Rows from a dataset
+ + + +

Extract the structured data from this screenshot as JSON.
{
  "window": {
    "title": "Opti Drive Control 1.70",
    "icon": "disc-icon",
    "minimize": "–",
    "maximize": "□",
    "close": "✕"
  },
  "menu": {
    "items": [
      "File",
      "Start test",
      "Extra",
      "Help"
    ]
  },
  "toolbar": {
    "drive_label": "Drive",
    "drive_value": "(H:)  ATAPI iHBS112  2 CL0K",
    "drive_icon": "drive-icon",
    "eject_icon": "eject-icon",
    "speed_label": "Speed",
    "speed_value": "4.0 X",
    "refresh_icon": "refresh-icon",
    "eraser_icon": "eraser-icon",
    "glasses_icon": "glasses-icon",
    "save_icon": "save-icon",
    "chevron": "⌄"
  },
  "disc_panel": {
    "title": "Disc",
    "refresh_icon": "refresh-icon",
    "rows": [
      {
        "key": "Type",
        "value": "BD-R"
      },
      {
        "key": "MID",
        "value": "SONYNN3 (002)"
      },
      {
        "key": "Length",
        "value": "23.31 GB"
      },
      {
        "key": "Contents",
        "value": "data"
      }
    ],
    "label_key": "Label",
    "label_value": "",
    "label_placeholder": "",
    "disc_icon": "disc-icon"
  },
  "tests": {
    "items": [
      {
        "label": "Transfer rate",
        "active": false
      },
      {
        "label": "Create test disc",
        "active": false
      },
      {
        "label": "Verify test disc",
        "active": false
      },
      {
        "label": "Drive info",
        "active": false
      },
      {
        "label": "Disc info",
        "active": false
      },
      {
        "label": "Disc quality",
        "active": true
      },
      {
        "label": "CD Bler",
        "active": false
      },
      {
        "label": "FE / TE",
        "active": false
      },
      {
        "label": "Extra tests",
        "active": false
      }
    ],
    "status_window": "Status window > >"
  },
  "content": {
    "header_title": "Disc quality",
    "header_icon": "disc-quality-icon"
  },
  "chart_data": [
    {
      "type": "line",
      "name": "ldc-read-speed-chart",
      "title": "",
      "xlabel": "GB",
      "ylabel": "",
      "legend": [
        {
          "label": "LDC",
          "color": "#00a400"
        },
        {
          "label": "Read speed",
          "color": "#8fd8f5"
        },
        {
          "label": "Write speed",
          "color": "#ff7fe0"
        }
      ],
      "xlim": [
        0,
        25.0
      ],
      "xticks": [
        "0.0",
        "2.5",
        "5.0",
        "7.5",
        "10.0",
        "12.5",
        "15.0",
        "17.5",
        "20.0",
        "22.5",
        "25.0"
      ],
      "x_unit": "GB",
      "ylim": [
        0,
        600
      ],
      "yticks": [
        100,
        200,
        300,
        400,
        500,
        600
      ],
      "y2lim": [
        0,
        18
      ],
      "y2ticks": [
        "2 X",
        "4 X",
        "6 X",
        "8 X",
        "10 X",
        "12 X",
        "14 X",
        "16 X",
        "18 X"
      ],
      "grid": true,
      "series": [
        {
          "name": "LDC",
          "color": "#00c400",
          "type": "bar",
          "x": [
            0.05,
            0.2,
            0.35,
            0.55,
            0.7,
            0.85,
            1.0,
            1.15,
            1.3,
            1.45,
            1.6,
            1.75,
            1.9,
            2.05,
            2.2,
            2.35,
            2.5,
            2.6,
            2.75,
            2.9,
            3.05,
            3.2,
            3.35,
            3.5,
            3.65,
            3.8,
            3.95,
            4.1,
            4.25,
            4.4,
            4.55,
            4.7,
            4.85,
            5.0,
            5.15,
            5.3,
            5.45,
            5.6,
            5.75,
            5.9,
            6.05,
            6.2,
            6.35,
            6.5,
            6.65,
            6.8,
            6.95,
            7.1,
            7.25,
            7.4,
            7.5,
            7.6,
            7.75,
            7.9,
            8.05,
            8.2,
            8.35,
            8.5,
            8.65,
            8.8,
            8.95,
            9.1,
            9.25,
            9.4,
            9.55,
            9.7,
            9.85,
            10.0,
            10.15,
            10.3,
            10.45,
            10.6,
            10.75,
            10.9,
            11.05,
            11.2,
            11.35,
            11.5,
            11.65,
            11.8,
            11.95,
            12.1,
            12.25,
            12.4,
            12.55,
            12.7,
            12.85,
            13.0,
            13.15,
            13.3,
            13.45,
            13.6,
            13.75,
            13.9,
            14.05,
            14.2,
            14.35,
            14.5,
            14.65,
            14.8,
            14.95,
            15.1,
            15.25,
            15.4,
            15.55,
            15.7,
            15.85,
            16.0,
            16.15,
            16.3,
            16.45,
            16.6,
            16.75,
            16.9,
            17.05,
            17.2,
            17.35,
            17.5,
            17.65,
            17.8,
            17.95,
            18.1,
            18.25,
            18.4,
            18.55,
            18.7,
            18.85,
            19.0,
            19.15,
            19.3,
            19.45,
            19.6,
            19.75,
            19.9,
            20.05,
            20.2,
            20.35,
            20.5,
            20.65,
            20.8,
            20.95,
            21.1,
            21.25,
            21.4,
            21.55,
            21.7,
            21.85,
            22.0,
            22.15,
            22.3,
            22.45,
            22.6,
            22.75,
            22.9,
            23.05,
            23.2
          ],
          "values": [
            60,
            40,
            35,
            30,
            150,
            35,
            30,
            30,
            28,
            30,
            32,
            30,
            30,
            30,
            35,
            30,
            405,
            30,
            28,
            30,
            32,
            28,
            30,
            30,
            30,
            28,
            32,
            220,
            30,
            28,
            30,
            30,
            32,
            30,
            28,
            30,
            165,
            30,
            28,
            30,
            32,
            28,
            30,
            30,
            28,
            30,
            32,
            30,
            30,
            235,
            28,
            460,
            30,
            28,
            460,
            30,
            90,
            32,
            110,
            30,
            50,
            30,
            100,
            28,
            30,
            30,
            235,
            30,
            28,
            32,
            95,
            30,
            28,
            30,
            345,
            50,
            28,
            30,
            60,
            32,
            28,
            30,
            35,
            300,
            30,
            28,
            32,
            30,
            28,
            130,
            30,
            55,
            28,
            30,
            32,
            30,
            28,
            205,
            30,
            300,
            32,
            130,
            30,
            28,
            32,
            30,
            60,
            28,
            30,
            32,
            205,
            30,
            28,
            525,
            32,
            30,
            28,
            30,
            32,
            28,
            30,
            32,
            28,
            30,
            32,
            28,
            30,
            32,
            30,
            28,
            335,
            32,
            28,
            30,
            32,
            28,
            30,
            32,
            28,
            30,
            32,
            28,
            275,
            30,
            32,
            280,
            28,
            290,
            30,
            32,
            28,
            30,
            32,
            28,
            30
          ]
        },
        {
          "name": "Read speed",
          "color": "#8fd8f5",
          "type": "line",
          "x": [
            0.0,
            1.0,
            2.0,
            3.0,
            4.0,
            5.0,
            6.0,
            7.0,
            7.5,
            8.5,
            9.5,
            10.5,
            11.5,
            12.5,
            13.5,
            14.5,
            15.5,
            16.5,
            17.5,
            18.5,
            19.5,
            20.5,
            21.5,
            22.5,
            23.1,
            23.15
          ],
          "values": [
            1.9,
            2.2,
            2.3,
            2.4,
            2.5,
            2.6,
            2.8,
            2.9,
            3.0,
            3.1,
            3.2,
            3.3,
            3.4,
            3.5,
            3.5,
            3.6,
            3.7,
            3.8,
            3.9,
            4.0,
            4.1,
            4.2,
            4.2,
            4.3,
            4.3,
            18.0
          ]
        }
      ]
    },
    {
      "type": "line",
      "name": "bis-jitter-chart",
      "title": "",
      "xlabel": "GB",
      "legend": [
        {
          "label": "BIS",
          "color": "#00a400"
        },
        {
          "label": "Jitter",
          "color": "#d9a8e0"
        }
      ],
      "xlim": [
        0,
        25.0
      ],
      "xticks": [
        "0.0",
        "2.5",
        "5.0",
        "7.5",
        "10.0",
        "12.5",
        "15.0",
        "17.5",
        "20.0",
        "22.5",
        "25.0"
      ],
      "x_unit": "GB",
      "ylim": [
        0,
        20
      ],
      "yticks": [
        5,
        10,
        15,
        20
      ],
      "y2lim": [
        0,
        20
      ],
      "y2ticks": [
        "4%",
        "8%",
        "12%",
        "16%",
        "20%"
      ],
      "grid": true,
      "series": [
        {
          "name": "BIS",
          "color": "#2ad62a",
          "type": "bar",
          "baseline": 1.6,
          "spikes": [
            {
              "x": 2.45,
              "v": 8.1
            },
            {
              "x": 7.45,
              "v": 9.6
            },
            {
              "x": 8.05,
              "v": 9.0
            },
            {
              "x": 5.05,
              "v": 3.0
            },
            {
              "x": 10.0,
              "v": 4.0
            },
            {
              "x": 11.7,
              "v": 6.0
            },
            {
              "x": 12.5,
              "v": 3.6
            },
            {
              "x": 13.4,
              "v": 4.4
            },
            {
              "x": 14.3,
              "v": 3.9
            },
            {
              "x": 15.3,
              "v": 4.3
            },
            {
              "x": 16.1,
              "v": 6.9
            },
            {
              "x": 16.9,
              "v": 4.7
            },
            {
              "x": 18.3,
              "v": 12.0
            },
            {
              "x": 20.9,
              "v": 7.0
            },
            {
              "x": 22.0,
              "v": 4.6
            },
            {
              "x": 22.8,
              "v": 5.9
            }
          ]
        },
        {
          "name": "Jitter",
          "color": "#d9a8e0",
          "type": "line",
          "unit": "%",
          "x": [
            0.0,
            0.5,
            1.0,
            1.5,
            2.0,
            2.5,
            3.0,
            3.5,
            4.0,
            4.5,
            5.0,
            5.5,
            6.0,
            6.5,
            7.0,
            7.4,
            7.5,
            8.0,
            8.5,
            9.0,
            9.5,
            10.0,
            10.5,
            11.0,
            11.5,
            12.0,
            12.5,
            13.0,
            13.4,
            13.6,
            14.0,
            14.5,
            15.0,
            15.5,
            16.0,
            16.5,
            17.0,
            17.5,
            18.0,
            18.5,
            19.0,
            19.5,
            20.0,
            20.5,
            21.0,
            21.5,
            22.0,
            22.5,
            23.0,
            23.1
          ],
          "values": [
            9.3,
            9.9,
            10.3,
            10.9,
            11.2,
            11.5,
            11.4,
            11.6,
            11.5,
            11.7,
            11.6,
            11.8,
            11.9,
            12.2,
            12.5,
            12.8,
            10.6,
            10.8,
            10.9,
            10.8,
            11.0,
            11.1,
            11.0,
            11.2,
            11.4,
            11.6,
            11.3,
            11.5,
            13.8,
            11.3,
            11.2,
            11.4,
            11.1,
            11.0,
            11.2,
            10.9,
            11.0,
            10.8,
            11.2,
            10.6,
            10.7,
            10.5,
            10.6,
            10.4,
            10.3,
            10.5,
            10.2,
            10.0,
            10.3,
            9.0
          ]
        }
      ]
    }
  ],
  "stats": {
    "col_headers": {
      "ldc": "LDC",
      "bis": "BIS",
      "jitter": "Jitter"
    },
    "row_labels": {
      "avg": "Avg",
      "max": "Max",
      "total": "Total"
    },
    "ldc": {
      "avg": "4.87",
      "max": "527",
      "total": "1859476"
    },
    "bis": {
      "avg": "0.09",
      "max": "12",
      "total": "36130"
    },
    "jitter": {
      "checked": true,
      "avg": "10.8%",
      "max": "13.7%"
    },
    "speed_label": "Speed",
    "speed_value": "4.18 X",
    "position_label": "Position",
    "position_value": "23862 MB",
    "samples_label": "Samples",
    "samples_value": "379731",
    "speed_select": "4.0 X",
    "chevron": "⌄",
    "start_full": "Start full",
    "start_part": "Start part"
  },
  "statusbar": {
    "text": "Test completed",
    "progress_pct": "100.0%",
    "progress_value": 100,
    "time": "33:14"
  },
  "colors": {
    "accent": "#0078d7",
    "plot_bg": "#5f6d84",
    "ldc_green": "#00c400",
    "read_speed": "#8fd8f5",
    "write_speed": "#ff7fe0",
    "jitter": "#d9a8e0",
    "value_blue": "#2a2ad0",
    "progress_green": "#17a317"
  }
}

+ + + +

Only the number is wanted: how many lines of the material contain the word "window"?

2